GIVEN DATA:
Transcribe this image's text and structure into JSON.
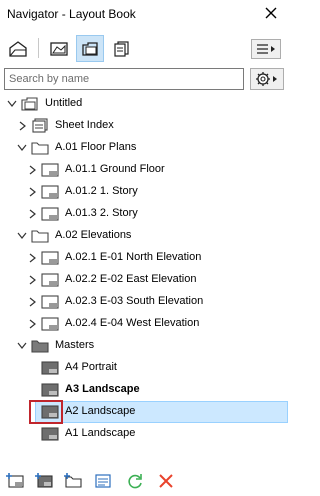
{
  "window": {
    "title": "Navigator - Layout Book"
  },
  "search": {
    "placeholder": "Search by name"
  },
  "tree": {
    "root": "Untitled",
    "sheet_index": "Sheet Index",
    "floor_plans": {
      "label": "A.01 Floor Plans",
      "items": [
        "A.01.1 Ground Floor",
        "A.01.2 1. Story",
        "A.01.3 2. Story"
      ]
    },
    "elevations": {
      "label": "A.02 Elevations",
      "items": [
        "A.02.1 E-01 North Elevation",
        "A.02.2 E-02 East Elevation",
        "A.02.3 E-03 South Elevation",
        "A.02.4 E-04 West Elevation"
      ]
    },
    "masters": {
      "label": "Masters",
      "items": [
        "A4 Portrait",
        "A3 Landscape",
        "A2 Landscape",
        "A1 Landscape"
      ]
    }
  },
  "colors": {
    "selection": "#cce8ff",
    "active_tool": "#cce4f7",
    "highlight_box": "#c0262d",
    "delete_icon": "#e8432c",
    "refresh_icon": "#3cb054"
  }
}
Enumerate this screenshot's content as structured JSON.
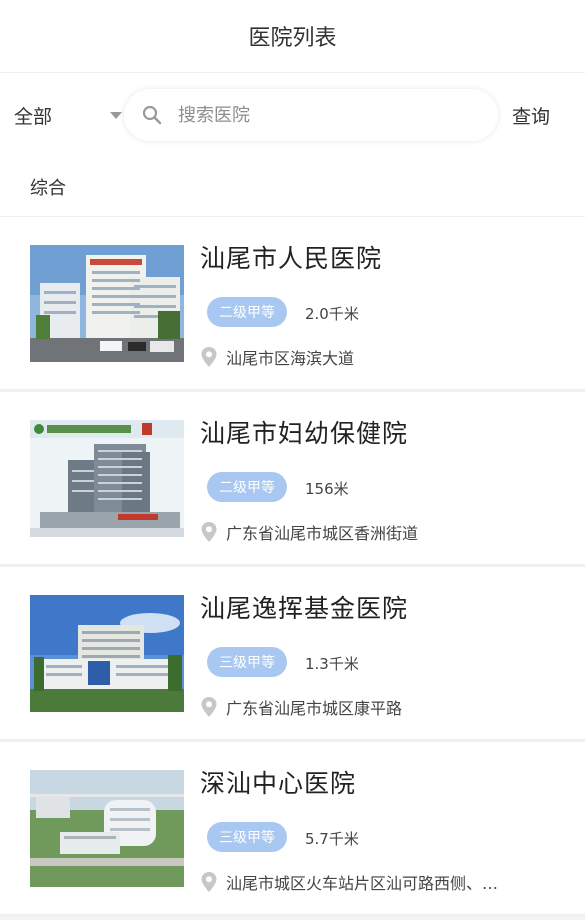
{
  "header": {
    "title": "医院列表"
  },
  "search": {
    "filter_label": "全部",
    "placeholder": "搜索医院",
    "query_label": "查询"
  },
  "tabs": [
    {
      "label": "综合"
    }
  ],
  "hospitals": [
    {
      "name": "汕尾市人民医院",
      "level": "二级甲等",
      "distance": "2.0千米",
      "address": "汕尾市区海滨大道"
    },
    {
      "name": "汕尾市妇幼保健院",
      "level": "二级甲等",
      "distance": "156米",
      "address": "广东省汕尾市城区香洲街道"
    },
    {
      "name": "汕尾逸挥基金医院",
      "level": "三级甲等",
      "distance": "1.3千米",
      "address": "广东省汕尾市城区康平路"
    },
    {
      "name": "深汕中心医院",
      "level": "三级甲等",
      "distance": "5.7千米",
      "address": "汕尾市城区火车站片区汕可路西侧、…"
    }
  ],
  "thumbnail_photo_signs": [
    "汕尾市妇幼保健院"
  ],
  "colors": {
    "level_badge": "#a9c8f1",
    "divider": "#f0f0f2"
  }
}
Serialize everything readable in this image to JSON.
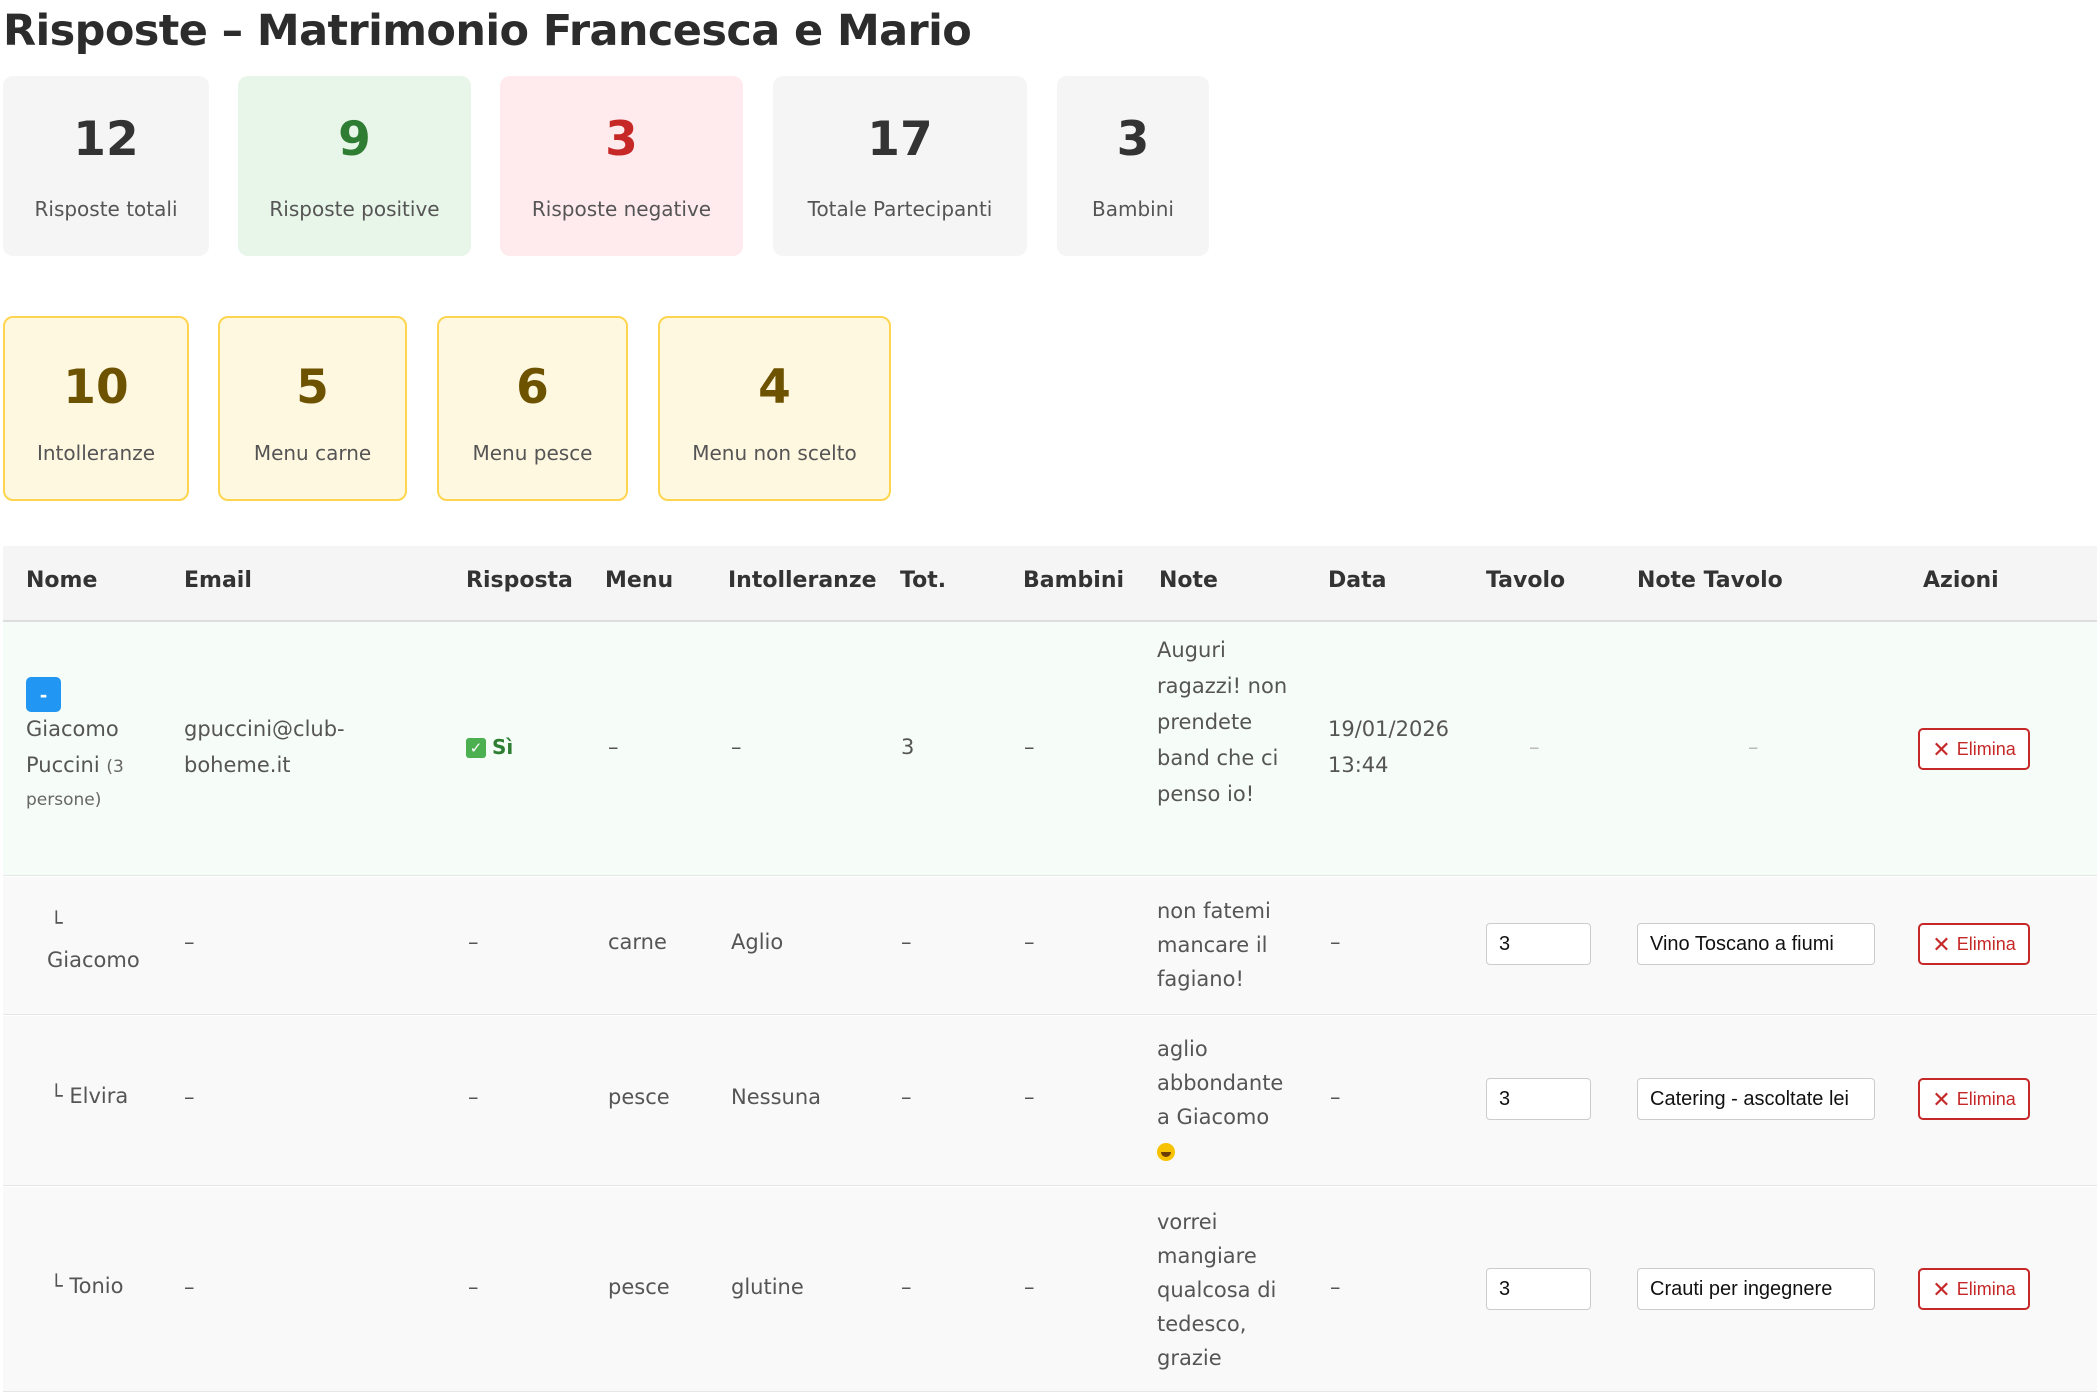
{
  "title": "Risposte – Matrimonio Francesca e Mario",
  "stats": [
    {
      "value": "12",
      "label": "Risposte totali"
    },
    {
      "value": "9",
      "label": "Risposte positive"
    },
    {
      "value": "3",
      "label": "Risposte negative"
    },
    {
      "value": "17",
      "label": "Totale Partecipanti"
    },
    {
      "value": "3",
      "label": "Bambini"
    }
  ],
  "menu_stats": [
    {
      "value": "10",
      "label": "Intolleranze"
    },
    {
      "value": "5",
      "label": "Menu carne"
    },
    {
      "value": "6",
      "label": "Menu pesce"
    },
    {
      "value": "4",
      "label": "Menu non scelto"
    }
  ],
  "columns": [
    "Nome",
    "Email",
    "Risposta",
    "Menu",
    "Intolleranze",
    "Tot.",
    "Bambini",
    "Note",
    "Data",
    "Tavolo",
    "Note Tavolo",
    "Azioni"
  ],
  "main_row": {
    "toggle": "-",
    "name_line1": "Giacomo",
    "name_line2": "Puccini",
    "persons_a": "(3",
    "persons_b": "persone)",
    "email_line1": "gpuccini@club-",
    "email_line2": "boheme.it",
    "risposta_icon": "✓",
    "risposta": "Sì",
    "menu": "–",
    "intolleranze": "–",
    "tot": "3",
    "bambini": "–",
    "note": "Auguri ragazzi! non prendete band che ci penso io!",
    "data_line1": "19/01/2026",
    "data_line2": "13:44",
    "tavolo": "–",
    "note_tavolo": "–",
    "azioni": "Elimina"
  },
  "sub_rows": [
    {
      "prefix": "└",
      "name": "Giacomo",
      "email": "–",
      "risposta": "–",
      "menu": "carne",
      "intolleranze": "Aglio",
      "tot": "–",
      "bambini": "–",
      "note": "non fatemi mancare il fagiano!",
      "data": "–",
      "tavolo": "3",
      "note_tavolo": "Vino Toscano a fiumi",
      "azioni": "Elimina"
    },
    {
      "prefix": "└",
      "name": "Elvira",
      "email": "–",
      "risposta": "–",
      "menu": "pesce",
      "intolleranze": "Nessuna",
      "tot": "–",
      "bambini": "–",
      "note": "aglio abbondante a Giacomo",
      "note_emoji": "smiley-icon",
      "data": "–",
      "tavolo": "3",
      "note_tavolo": "Catering - ascoltate lei",
      "azioni": "Elimina"
    },
    {
      "prefix": "└",
      "name": "Tonio",
      "email": "–",
      "risposta": "–",
      "menu": "pesce",
      "intolleranze": "glutine",
      "tot": "–",
      "bambini": "–",
      "note": "vorrei mangiare qualcosa di tedesco, grazie",
      "data": "–",
      "tavolo": "3",
      "note_tavolo": "Crauti per ingegnere",
      "azioni": "Elimina"
    }
  ],
  "colors": {
    "positive": "#2e7d32",
    "negative": "#c62828",
    "menu_card_border": "#ffd54f",
    "toggle": "#2196f3"
  }
}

DO THIS: Retype every record above exactly as written, but leave out the pictures.

EXERCISE SOLUTION:
Transcribe this image's text and structure into JSON.
{
  "window": {
    "title": "Navigator - Layout Book"
  },
  "search": {
    "placeholder": "Search by name"
  },
  "tree": {
    "root": "Untitled",
    "sheet_index": "Sheet Index",
    "floor_plans": {
      "label": "A.01 Floor Plans",
      "items": [
        "A.01.1 Ground Floor",
        "A.01.2 1. Story",
        "A.01.3 2. Story"
      ]
    },
    "elevations": {
      "label": "A.02 Elevations",
      "items": [
        "A.02.1 E-01 North Elevation",
        "A.02.2 E-02 East Elevation",
        "A.02.3 E-03 South Elevation",
        "A.02.4 E-04 West Elevation"
      ]
    },
    "masters": {
      "label": "Masters",
      "items": [
        "A4 Portrait",
        "A3 Landscape",
        "A2 Landscape",
        "A1 Landscape"
      ]
    }
  },
  "colors": {
    "selection": "#cce8ff",
    "active_tool": "#cce4f7",
    "highlight_box": "#c0262d",
    "delete_icon": "#e8432c",
    "refresh_icon": "#3cb054"
  }
}
Enumerate this screenshot's content as structured JSON.
{
  "header": {
    "title": "医院列表"
  },
  "search": {
    "filter_label": "全部",
    "placeholder": "搜索医院",
    "query_label": "查询"
  },
  "tabs": [
    {
      "label": "综合"
    }
  ],
  "hospitals": [
    {
      "name": "汕尾市人民医院",
      "level": "二级甲等",
      "distance": "2.0千米",
      "address": "汕尾市区海滨大道"
    },
    {
      "name": "汕尾市妇幼保健院",
      "level": "二级甲等",
      "distance": "156米",
      "address": "广东省汕尾市城区香洲街道"
    },
    {
      "name": "汕尾逸挥基金医院",
      "level": "三级甲等",
      "distance": "1.3千米",
      "address": "广东省汕尾市城区康平路"
    },
    {
      "name": "深汕中心医院",
      "level": "三级甲等",
      "distance": "5.7千米",
      "address": "汕尾市城区火车站片区汕可路西侧、…"
    }
  ],
  "thumbnail_photo_signs": [
    "汕尾市妇幼保健院"
  ],
  "colors": {
    "level_badge": "#a9c8f1",
    "divider": "#f0f0f2"
  }
}
Serialize everything readable in this image to JSON.
{
  "title": "Risposte – Matrimonio Francesca e Mario",
  "stats": [
    {
      "value": "12",
      "label": "Risposte totali"
    },
    {
      "value": "9",
      "label": "Risposte positive"
    },
    {
      "value": "3",
      "label": "Risposte negative"
    },
    {
      "value": "17",
      "label": "Totale Partecipanti"
    },
    {
      "value": "3",
      "label": "Bambini"
    }
  ],
  "menu_stats": [
    {
      "value": "10",
      "label": "Intolleranze"
    },
    {
      "value": "5",
      "label": "Menu carne"
    },
    {
      "value": "6",
      "label": "Menu pesce"
    },
    {
      "value": "4",
      "label": "Menu non scelto"
    }
  ],
  "columns": [
    "Nome",
    "Email",
    "Risposta",
    "Menu",
    "Intolleranze",
    "Tot.",
    "Bambini",
    "Note",
    "Data",
    "Tavolo",
    "Note Tavolo",
    "Azioni"
  ],
  "main_row": {
    "toggle": "-",
    "name_line1": "Giacomo",
    "name_line2": "Puccini",
    "persons_a": "(3",
    "persons_b": "persone)",
    "email_line1": "gpuccini@club-",
    "email_line2": "boheme.it",
    "risposta_icon": "✓",
    "risposta": "Sì",
    "menu": "–",
    "intolleranze": "–",
    "tot": "3",
    "bambini": "–",
    "note": "Auguri ragazzi! non prendete band che ci penso io!",
    "data_line1": "19/01/2026",
    "data_line2": "13:44",
    "tavolo": "–",
    "note_tavolo": "–",
    "azioni": "Elimina"
  },
  "sub_rows": [
    {
      "prefix": "└",
      "name": "Giacomo",
      "email": "–",
      "risposta": "–",
      "menu": "carne",
      "intolleranze": "Aglio",
      "tot": "–",
      "bambini": "–",
      "note": "non fatemi mancare il fagiano!",
      "data": "–",
      "tavolo": "3",
      "note_tavolo": "Vino Toscano a fiumi",
      "azioni": "Elimina"
    },
    {
      "prefix": "└",
      "name": "Elvira",
      "email": "–",
      "risposta": "–",
      "menu": "pesce",
      "intolleranze": "Nessuna",
      "tot": "–",
      "bambini": "–",
      "note": "aglio abbondante a Giacomo",
      "note_emoji": "smiley-icon",
      "data": "–",
      "tavolo": "3",
      "note_tavolo": "Catering - ascoltate lei",
      "azioni": "Elimina"
    },
    {
      "prefix": "└",
      "name": "Tonio",
      "email": "–",
      "risposta": "–",
      "menu": "pesce",
      "intolleranze": "glutine",
      "tot": "–",
      "bambini": "–",
      "note": "vorrei mangiare qualcosa di tedesco, grazie",
      "data": "–",
      "tavolo": "3",
      "note_tavolo": "Crauti per ingegnere",
      "azioni": "Elimina"
    }
  ],
  "colors": {
    "positive": "#2e7d32",
    "negative": "#c62828",
    "menu_card_border": "#ffd54f",
    "toggle": "#2196f3"
  }
}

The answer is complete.